TASK GOAL>
Look through the lines below; wherever the word "vattenvärmare" appears, copy that line.

DATA EXTRACTS START

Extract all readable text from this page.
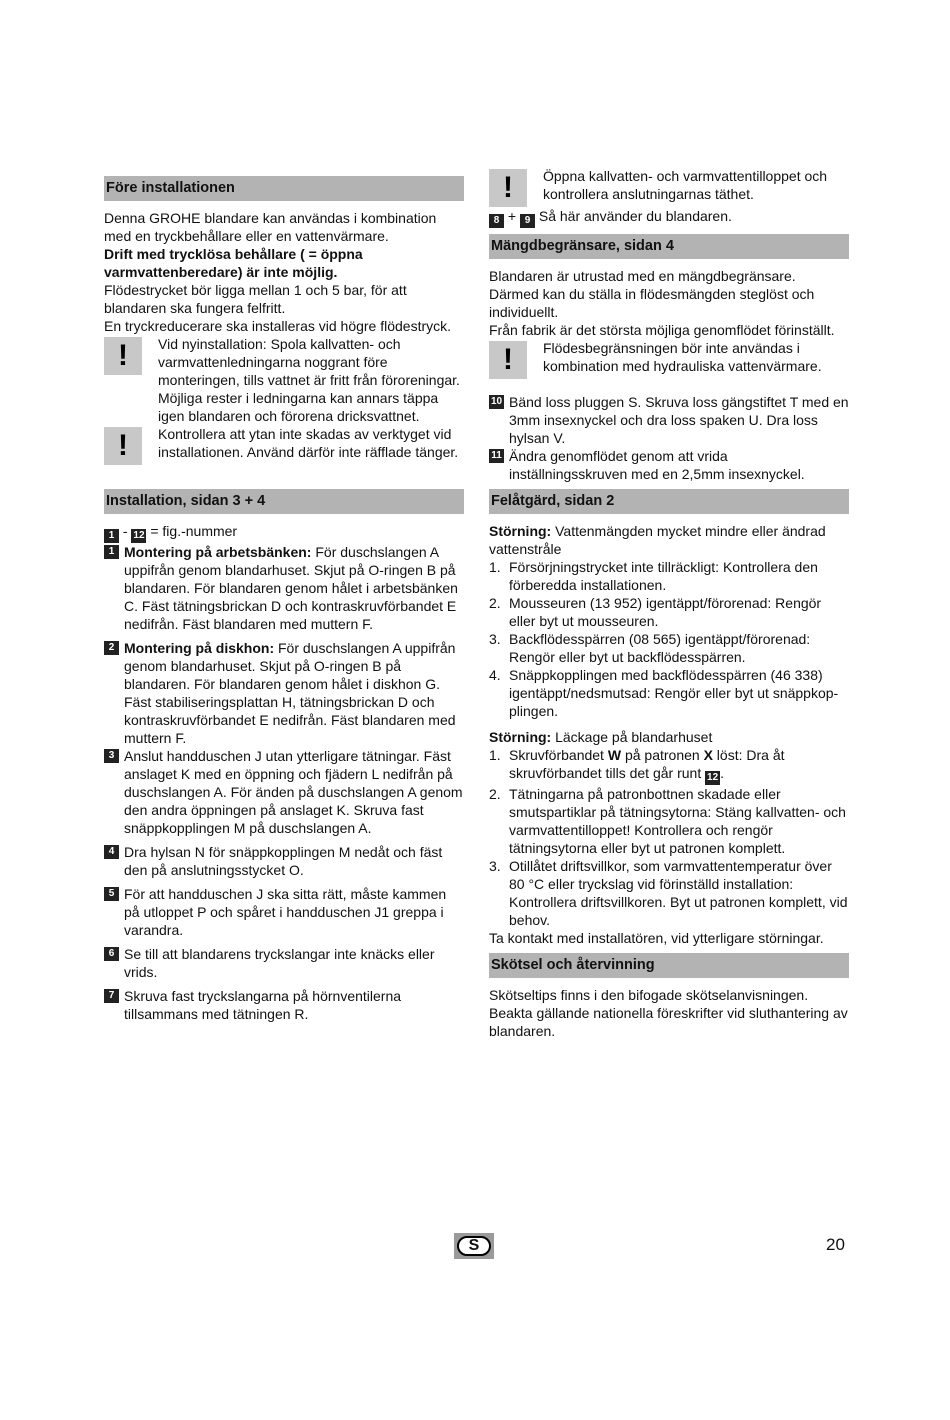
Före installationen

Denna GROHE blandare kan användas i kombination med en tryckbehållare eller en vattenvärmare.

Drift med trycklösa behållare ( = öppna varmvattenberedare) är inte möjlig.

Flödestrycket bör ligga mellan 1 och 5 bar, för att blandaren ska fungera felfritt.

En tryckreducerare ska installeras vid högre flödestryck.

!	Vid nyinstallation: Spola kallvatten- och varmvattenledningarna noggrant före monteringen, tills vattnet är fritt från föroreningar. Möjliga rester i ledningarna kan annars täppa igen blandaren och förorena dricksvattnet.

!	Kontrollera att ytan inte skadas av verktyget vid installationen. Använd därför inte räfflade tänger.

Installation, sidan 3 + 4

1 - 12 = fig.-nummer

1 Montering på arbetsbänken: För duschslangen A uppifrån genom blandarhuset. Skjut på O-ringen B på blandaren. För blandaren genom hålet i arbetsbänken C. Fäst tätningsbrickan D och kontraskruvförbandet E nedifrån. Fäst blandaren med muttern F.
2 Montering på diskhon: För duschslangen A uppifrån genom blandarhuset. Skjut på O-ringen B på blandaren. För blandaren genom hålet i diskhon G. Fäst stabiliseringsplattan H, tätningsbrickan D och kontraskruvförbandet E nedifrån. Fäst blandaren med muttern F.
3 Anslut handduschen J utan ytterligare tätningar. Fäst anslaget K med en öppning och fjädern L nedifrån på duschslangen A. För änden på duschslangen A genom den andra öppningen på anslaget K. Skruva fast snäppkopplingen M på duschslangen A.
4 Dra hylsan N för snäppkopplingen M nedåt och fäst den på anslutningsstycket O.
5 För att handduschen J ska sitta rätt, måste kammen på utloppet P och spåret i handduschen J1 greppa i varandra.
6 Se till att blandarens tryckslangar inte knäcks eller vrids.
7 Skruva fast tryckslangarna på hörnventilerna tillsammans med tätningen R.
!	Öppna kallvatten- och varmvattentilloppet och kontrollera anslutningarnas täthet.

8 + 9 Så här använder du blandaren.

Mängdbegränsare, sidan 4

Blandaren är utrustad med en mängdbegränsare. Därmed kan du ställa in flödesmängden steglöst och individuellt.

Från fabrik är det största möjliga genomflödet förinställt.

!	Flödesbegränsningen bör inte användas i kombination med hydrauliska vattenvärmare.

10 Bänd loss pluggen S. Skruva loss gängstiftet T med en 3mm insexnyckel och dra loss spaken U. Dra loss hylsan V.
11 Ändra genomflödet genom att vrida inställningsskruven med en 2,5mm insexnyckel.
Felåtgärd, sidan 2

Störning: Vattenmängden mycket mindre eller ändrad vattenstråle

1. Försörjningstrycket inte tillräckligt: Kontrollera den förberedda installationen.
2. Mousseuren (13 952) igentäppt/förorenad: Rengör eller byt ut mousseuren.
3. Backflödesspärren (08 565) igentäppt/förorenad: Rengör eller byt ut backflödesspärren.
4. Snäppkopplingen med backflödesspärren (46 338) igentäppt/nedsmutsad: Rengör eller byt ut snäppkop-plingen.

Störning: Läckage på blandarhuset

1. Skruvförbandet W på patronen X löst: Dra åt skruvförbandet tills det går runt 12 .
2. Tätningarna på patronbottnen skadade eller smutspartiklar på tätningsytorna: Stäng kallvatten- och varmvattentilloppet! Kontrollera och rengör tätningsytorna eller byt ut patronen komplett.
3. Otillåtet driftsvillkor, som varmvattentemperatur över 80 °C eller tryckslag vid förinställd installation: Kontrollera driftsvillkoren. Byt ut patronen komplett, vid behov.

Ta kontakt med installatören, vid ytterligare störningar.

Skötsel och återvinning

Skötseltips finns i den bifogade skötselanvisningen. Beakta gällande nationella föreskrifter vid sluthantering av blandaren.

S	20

DATA EXTRACTS END
DATA EXTRACTS START

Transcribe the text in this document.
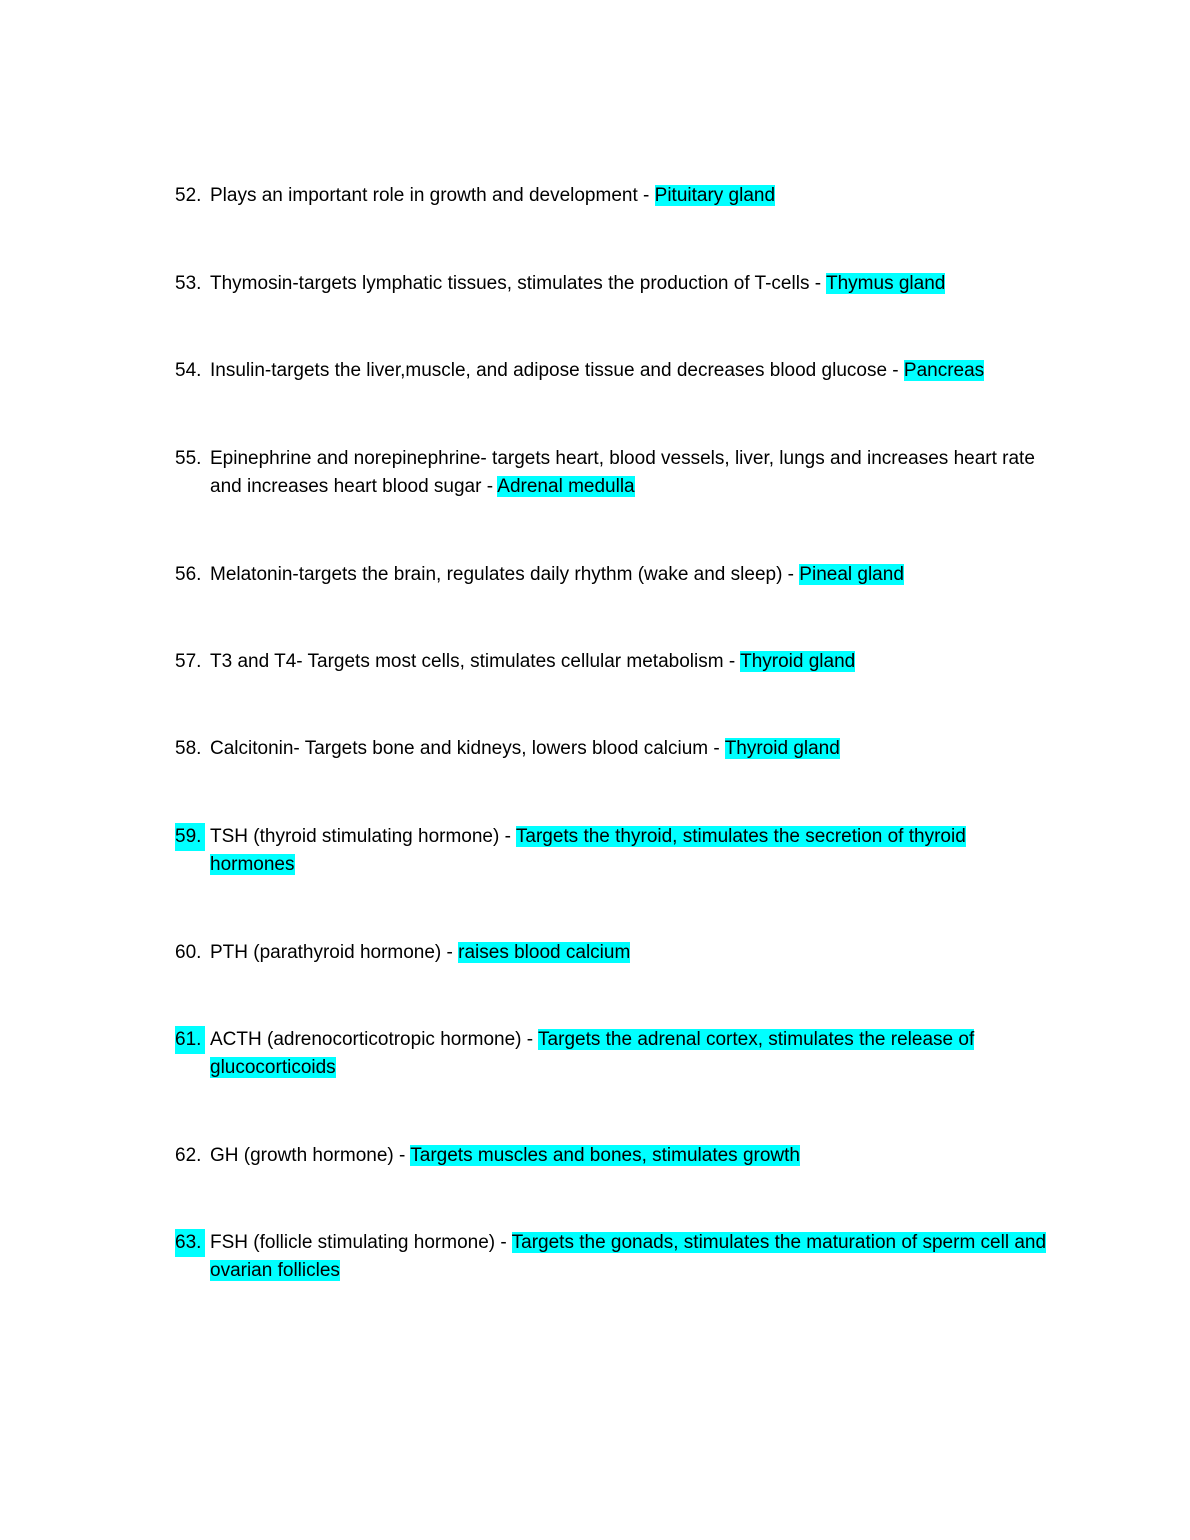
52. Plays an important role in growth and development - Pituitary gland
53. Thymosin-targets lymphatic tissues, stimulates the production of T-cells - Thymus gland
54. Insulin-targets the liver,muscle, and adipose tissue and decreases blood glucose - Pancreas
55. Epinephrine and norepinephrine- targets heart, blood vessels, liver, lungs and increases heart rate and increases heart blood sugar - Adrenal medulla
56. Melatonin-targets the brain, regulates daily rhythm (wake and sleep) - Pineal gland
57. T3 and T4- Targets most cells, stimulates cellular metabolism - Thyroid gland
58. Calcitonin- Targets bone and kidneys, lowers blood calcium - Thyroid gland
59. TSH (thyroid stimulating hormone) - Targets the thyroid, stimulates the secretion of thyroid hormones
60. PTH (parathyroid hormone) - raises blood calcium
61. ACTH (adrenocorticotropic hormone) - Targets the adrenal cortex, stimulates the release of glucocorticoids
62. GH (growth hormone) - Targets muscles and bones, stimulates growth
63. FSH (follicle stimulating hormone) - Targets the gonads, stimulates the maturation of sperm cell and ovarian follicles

DATA EXTRACTS END

RESPONSE AREA>
Denna GROHE blandare kan användas i kombination med en tryckbehållare eller en vattenvärmare.
!	Flödesbegränsningen bör inte användas i kombination med hydrauliska vattenvärmare.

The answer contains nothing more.